■ AIM
Find and copy lines holding "friends".

■ INPUT RECORDS
# # # # # # #

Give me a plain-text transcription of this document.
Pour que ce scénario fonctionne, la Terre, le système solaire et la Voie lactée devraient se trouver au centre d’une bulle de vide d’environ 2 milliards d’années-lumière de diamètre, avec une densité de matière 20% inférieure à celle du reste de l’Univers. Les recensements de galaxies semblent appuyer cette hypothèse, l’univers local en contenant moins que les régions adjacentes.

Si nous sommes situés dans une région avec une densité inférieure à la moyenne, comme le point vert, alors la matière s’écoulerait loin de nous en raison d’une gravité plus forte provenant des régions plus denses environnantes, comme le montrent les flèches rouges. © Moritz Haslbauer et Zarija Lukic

# # # # # # #

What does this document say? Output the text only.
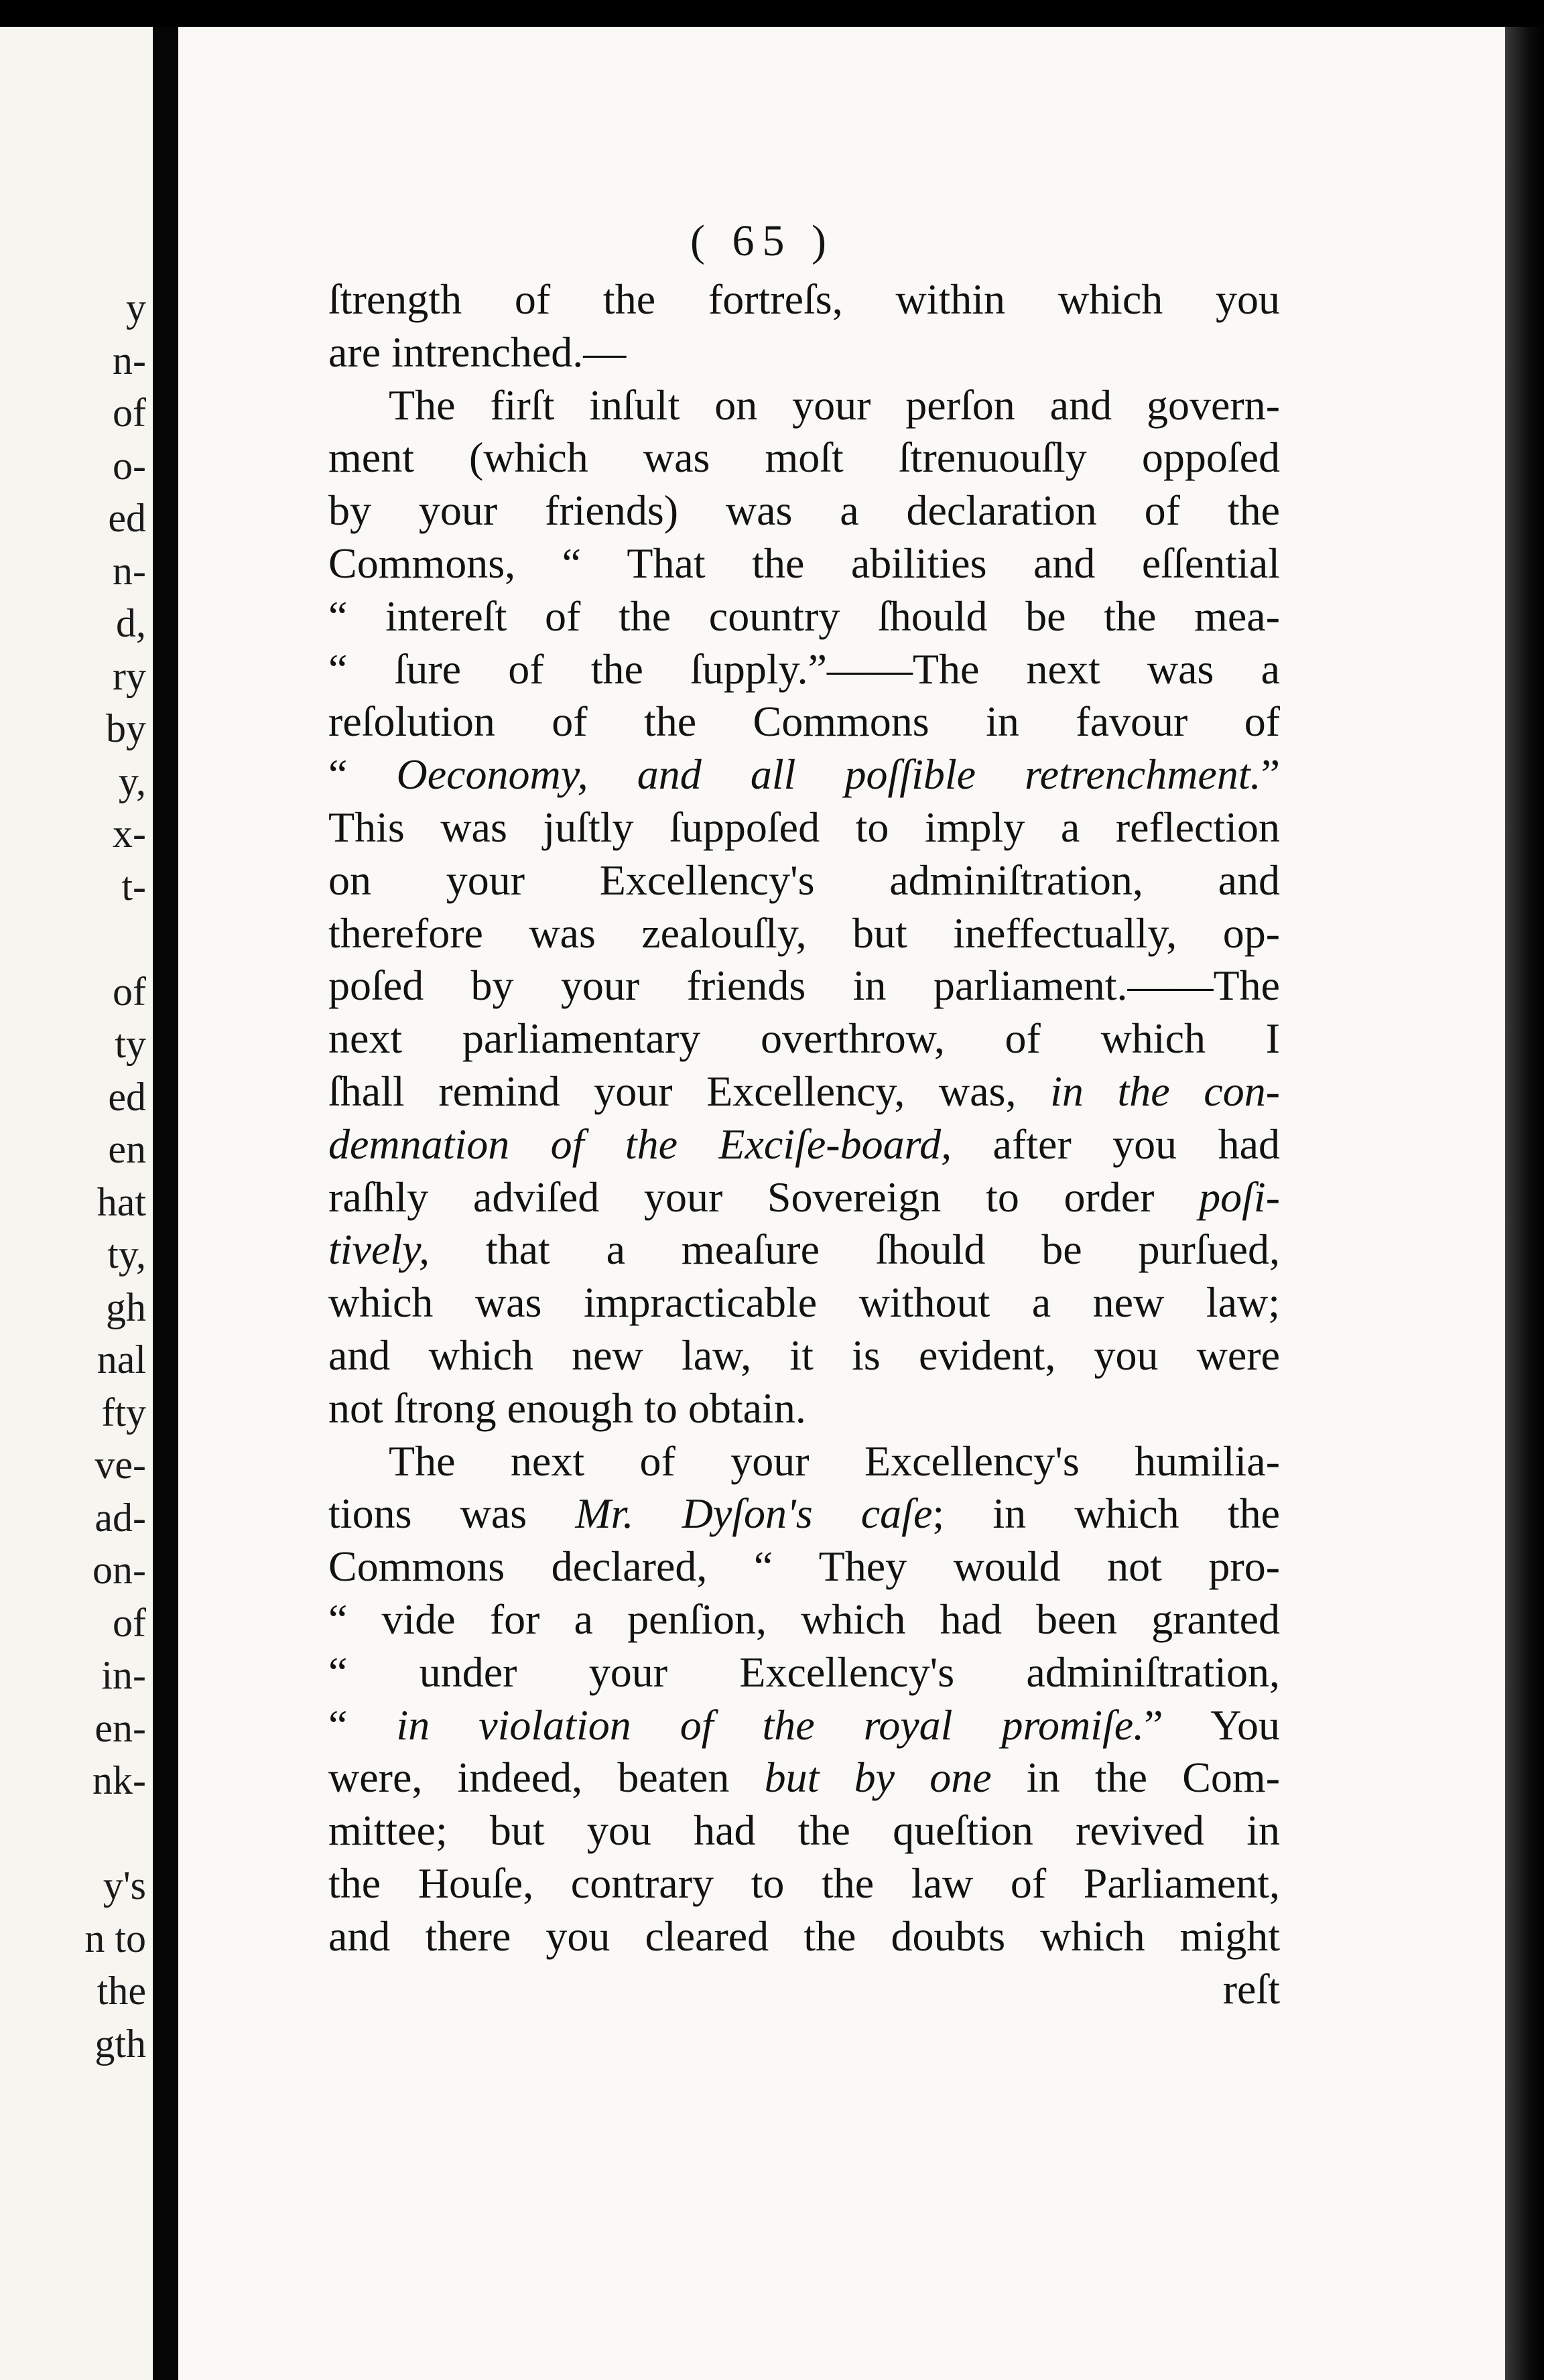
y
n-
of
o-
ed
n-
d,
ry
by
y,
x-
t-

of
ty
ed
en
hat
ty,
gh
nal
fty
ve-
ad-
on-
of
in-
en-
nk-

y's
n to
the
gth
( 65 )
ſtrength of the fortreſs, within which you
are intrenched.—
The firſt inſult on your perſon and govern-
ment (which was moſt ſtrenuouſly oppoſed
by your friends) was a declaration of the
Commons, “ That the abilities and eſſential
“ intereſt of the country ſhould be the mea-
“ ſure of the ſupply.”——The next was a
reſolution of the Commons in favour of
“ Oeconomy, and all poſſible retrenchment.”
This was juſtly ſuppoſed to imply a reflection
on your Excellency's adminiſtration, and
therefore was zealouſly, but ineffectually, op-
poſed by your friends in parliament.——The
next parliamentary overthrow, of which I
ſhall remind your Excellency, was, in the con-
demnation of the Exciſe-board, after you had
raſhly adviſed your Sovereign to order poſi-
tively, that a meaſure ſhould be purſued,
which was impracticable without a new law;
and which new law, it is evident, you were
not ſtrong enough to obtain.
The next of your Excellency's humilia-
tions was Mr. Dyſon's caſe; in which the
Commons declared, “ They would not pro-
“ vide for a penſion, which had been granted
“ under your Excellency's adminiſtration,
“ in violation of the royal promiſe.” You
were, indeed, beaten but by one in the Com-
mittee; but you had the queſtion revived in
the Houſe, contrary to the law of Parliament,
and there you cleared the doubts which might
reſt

# # # # # # #

■ COMPLETE OUTPUT
by your friends) was a declaration of the
poſed by your friends in parliament.——The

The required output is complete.